| To do |
Return each line of the records below that contains the word "University".
[Material provided Boundary: Start]
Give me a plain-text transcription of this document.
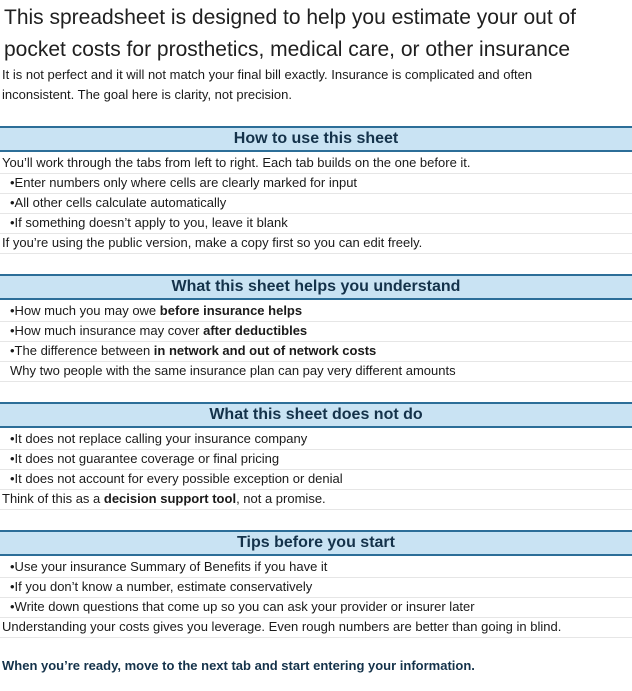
This spreadsheet is designed to help you estimate your out of
pocket costs for prosthetics, medical care, or other insurance
It is not perfect and it will not match your final bill exactly. Insurance is complicated and often
inconsistent. The goal here is clarity, not precision.
How to use this sheet
You’ll work through the tabs from left to right. Each tab builds on the one before it.
•Enter numbers only where cells are clearly marked for input
•All other cells calculate automatically
•If something doesn’t apply to you, leave it blank
If you’re using the public version, make a copy first so you can edit freely.
What this sheet helps you understand
•How much you may owe before insurance helps
•How much insurance may cover after deductibles
•The difference between in network and out of network costs
Why two people with the same insurance plan can pay very different amounts
What this sheet does not do
•It does not replace calling your insurance company
•It does not guarantee coverage or final pricing
•It does not account for every possible exception or denial
Think of this as a decision support tool, not a promise.
Tips before you start
•Use your insurance Summary of Benefits if you have it
•If you don’t know a number, estimate conservatively
•Write down questions that come up so you can ask your provider or insurer later
Understanding your costs gives you leverage. Even rough numbers are better than going in blind.
When you’re ready, move to the next tab and start entering your information.
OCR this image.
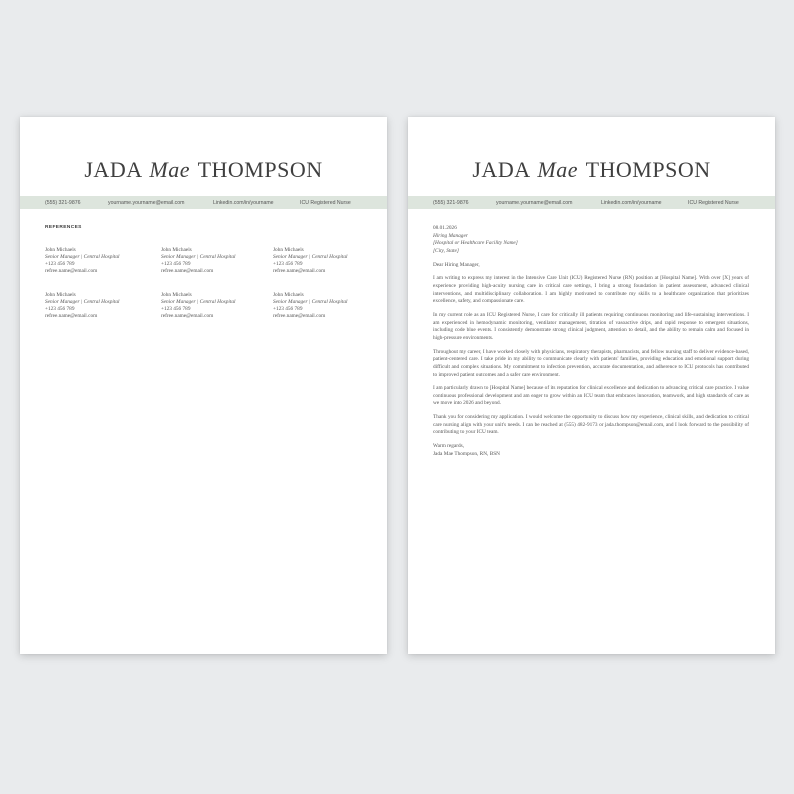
JADA Mae THOMPSON
(555) 321-9876	yourname.yourname@email.com	Linkedin.com/in/yourname	ICU Registered Nurse
REFERENCES
John Michaels
Senior Manager | Central Hospital
+123 456 789
refree.name@email.com
John Michaels
Senior Manager | Central Hospital
+123 456 789
refree.name@email.com
John Michaels
Senior Manager | Central Hospital
+123 456 789
refree.name@email.com
John Michaels
Senior Manager | Central Hospital
+123 456 789
refree.name@email.com
John Michaels
Senior Manager | Central Hospital
+123 456 789
refree.name@email.com
John Michaels
Senior Manager | Central Hospital
+123 456 789
refree.name@email.com
JADA Mae THOMPSON
(555) 321-9876	yourname.yourname@email.com	Linkedin.com/in/yourname	ICU Registered Nurse
08.01.2026
Hiring Manager
[Hospital or Healthcare Facility Name]
[City, State]

Dear Hiring Manager,

I am writing to express my interest in the Intensive Care Unit (ICU) Registered Nurse (RN) position at [Hospital Name]. With over [X] years of experience providing high-acuity nursing care in critical care settings, I bring a strong foundation in patient assessment, advanced clinical interventions, and multidisciplinary collaboration. I am highly motivated to contribute my skills to a healthcare organization that prioritizes excellence, safety, and compassionate care.

In my current role as an ICU Registered Nurse, I care for critically ill patients requiring continuous monitoring and life-sustaining interventions. I am experienced in hemodynamic monitoring, ventilator management, titration of vasoactive drips, and rapid response to emergent situations, including code blue events. I consistently demonstrate strong clinical judgment, attention to detail, and the ability to remain calm and focused in high-pressure environments.

Throughout my career, I have worked closely with physicians, respiratory therapists, pharmacists, and fellow nursing staff to deliver evidence-based, patient-centered care. I take pride in my ability to communicate clearly with patients' families, providing education and emotional support during difficult and complex situations. My commitment to infection prevention, accurate documentation, and adherence to ICU protocols has contributed to improved patient outcomes and a safer care environment.

I am particularly drawn to [Hospital Name] because of its reputation for clinical excellence and dedication to advancing critical care practice. I value continuous professional development and am eager to grow within an ICU team that embraces innovation, teamwork, and high standards of care as we move into 2026 and beyond.

Thank you for considering my application. I would welcome the opportunity to discuss how my experience, clinical skills, and dedication to critical care nursing align with your unit's needs. I can be reached at (555) 482-9173 or jada.thompson@email.com, and I look forward to the possibility of contributing to your ICU team.

Warm regards,
Jada Mae Thompson, RN, BSN
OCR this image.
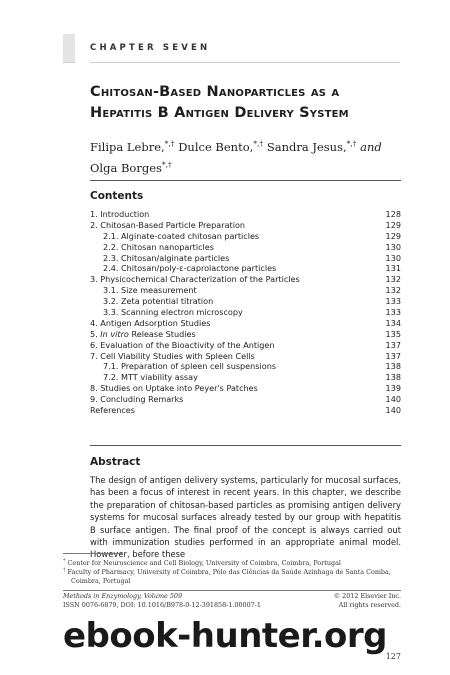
CHAPTER SEVEN
Chitosan-Based Nanoparticles as a
Hepatitis B Antigen Delivery System
Filipa Lebre,*,† Dulce Bento,*,† Sandra Jesus,*,† and
Olga Borges*,†
Contents
1. Introduction	128
2. Chitosan-Based Particle Preparation	129
2.1. Alginate-coated chitosan particles	129
2.2. Chitosan nanoparticles	130
2.3. Chitosan/alginate particles	130
2.4. Chitosan/poly-ε-caprolactone particles	131
3. Physicochemical Characterization of the Particles	132
3.1. Size measurement	132
3.2. Zeta potential titration	133
3.3. Scanning electron microscopy	133
4. Antigen Adsorption Studies	134
5. In vitro Release Studies	135
6. Evaluation of the Bioactivity of the Antigen	137
7. Cell Viability Studies with Spleen Cells	137
7.1. Preparation of spleen cell suspensions	138
7.2. MTT viability assay	138
8. Studies on Uptake into Peyer's Patches	139
9. Concluding Remarks	140
References	140
Abstract
The design of antigen delivery systems, particularly for mucosal surfaces, has been a focus of interest in recent years. In this chapter, we describe the preparation of chitosan-based particles as promising antigen delivery systems for mucosal surfaces already tested by our group with hepatitis B surface antigen. The final proof of the concept is always carried out with immunization studies performed in an appropriate animal model. However, before these
* Center for Neuroscience and Cell Biology, University of Coimbra, Coimbra, Portugal
† Faculty of Pharmacy, University of Coimbra, Pólo das Ciências da Saúde Azinhaga de Santa Comba,
Coimbra, Portugal
Methods in Enzymology, Volume 509	© 2012 Elsevier Inc.
ISSN 0076-6879, DOI: 10.1016/B978-0-12-391858-1.00007-1	All rights reserved.
127
ebook-hunter.org
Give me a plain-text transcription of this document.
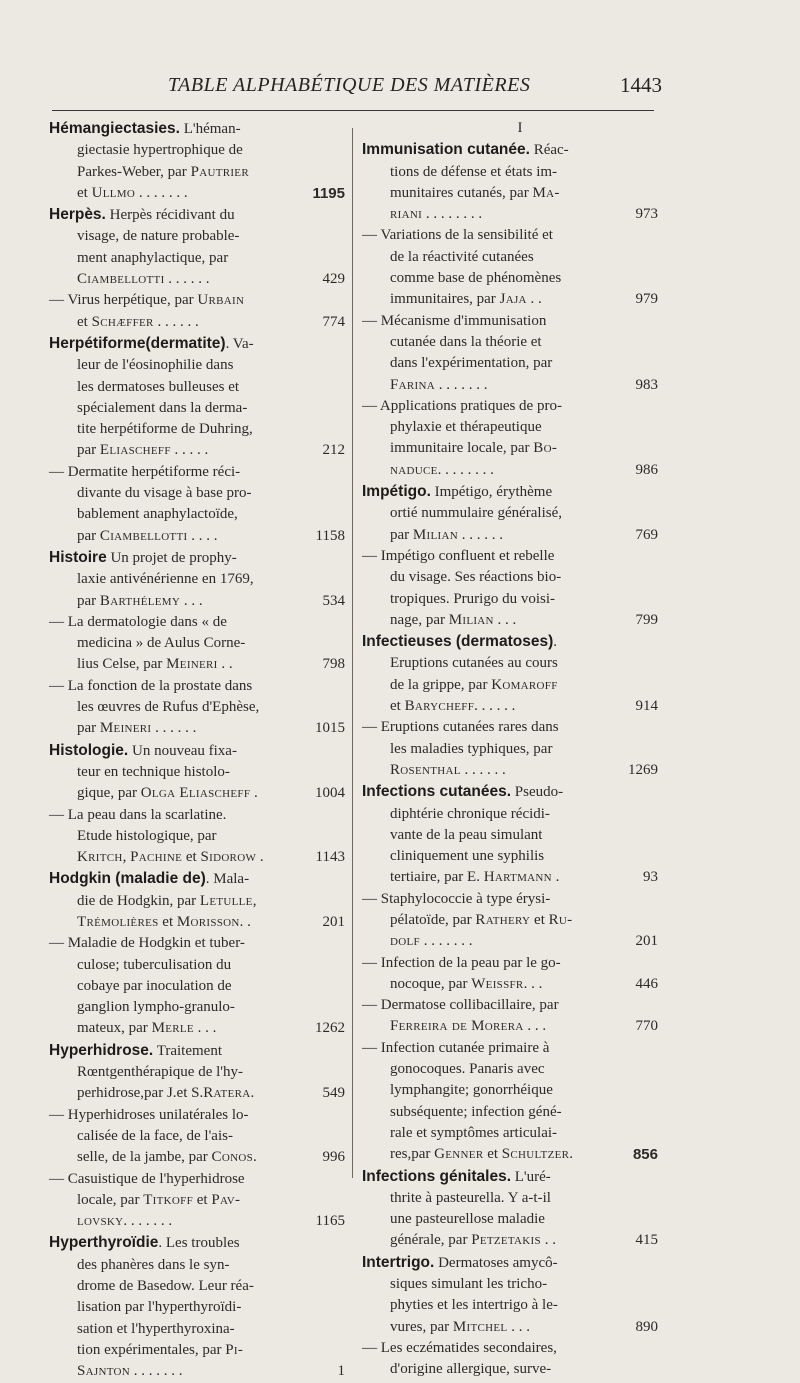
TABLE ALPHABÉTIQUE DES MATIÈRES	1443
Hémangiectasies. L'héman-
giectasie hypertrophique de
Parkes-Weber, par Pautrier
1195
et Ullmo . . . . . . .
Herpès. Herpès récidivant du
visage, de nature probable-
ment anaphylactique, par
429
Ciambellotti . . . . . .
— Virus herpétique, par Urbain
774
et Schæffer . . . . . .
Herpétiforme(dermatite). Va-
leur de l'éosinophilie dans
les dermatoses bulleuses et
spécialement dans la derma-
tite herpétiforme de Duhring,
212
par Eliascheff . . . . .
— Dermatite herpétiforme réci-
divante du visage à base pro-
bablement anaphylactoïde,
1158
par Ciambellotti . . . .
Histoire Un projet de prophy-
laxie antivénérienne en 1769,
534
par Barthélemy . . .
— La dermatologie dans « de
medicina » de Aulus Corne-
798
lius Celse, par Meineri . .
— La fonction de la prostate dans
les œuvres de Rufus d'Ephèse,
1015
par Meineri . . . . . .
Histologie. Un nouveau fixa-
teur en technique histolo-
1004
gique, par Olga Eliascheff .
— La peau dans la scarlatine.
Etude histologique, par
1143
Kritch, Pachine et Sidorow .
Hodgkin (maladie de). Mala-
die de Hodgkin, par Letulle,
201
Trémolières et Morisson. .
— Maladie de Hodgkin et tuber-
culose; tuberculisation du
cobaye par inoculation de
ganglion lympho-granulo-
1262
mateux, par Merle . . .
Hyperhidrose. Traitement
Rœntgenthérapique de l'hy-
549
perhidrose,par J.et S.Ratera.
— Hyperhidroses unilatérales lo-
calisée de la face, de l'ais-
996
selle, de la jambe, par Conos.
— Casuistique de l'hyperhidrose
locale, par Titkoff et Pav-
1165
lovsky. . . . . . .
Hyperthyroïdie. Les troubles
des phanères dans le syn-
drome de Basedow. Leur réa-
lisation par l'hyperthyroïdi-
sation et l'hyperthyroxina-
tion expérimentales, par Pi-
1
Sajnton . . . . . . .
I
Immunisation cutanée. Réac-
tions de défense et états im-
munitaires cutanés, par Ma-
973
riani . . . . . . . .
— Variations de la sensibilité et
de la réactivité cutanées
comme base de phénomènes
979
immunitaires, par Jaja . .
— Mécanisme d'immunisation
cutanée dans la théorie et
dans l'expérimentation, par
983
Farina . . . . . . .
— Applications pratiques de pro-
phylaxie et thérapeutique
immunitaire locale, par Bo-
986
naduce. . . . . . . .
Impétigo. Impétigo, érythème
ortié nummulaire généralisé,
769
par Milian . . . . . .
— Impétigo confluent et rebelle
du visage. Ses réactions bio-
tropiques. Prurigo du voisi-
799
nage, par Milian . . .
Infectieuses (dermatoses).
Eruptions cutanées au cours
de la grippe, par Komaroff
914
et Barycheff. . . . . .
— Eruptions cutanées rares dans
les maladies typhiques, par
1269
Rosenthal . . . . . .
Infections cutanées. Pseudo-
diphtérie chronique récidi-
vante de la peau simulant
cliniquement une syphilis
93
tertiaire, par E. Hartmann .
— Staphylococcie à type érysi-
pélatoïde, par Rathery et Ru-
201
dolf . . . . . . .
— Infection de la peau par le go-
446
nocoque, par Weissfr. . .
— Dermatose collibacillaire, par
770
Ferreira de Morera . . .
— Infection cutanée primaire à
gonocoques. Panaris avec
lymphangite; gonorrhéique
subséquente; infection géné-
rale et symptômes articulai-
856
res,par Genner et Schultzer.
Infections génitales. L'uré-
thrite à pasteurella. Y a-t-il
une pasteurellose maladie
415
générale, par Petzetakis . .
Intertrigo. Dermatoses amycô-
siques simulant les tricho-
phyties et les intertrigo à le-
890
vures, par Mitchel . . .
— Les eczématides secondaires,
d'origine allergique, surve-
[Material provided Boundary: End]
| Answer to the problem |
* Center for Neuroscience and Cell Biology, University of Coimbra, Coimbra, Portugal
† Faculty of Pharmacy, University of Coimbra, Pólo das Ciências da Saúde Azinhaga de Santa Comba,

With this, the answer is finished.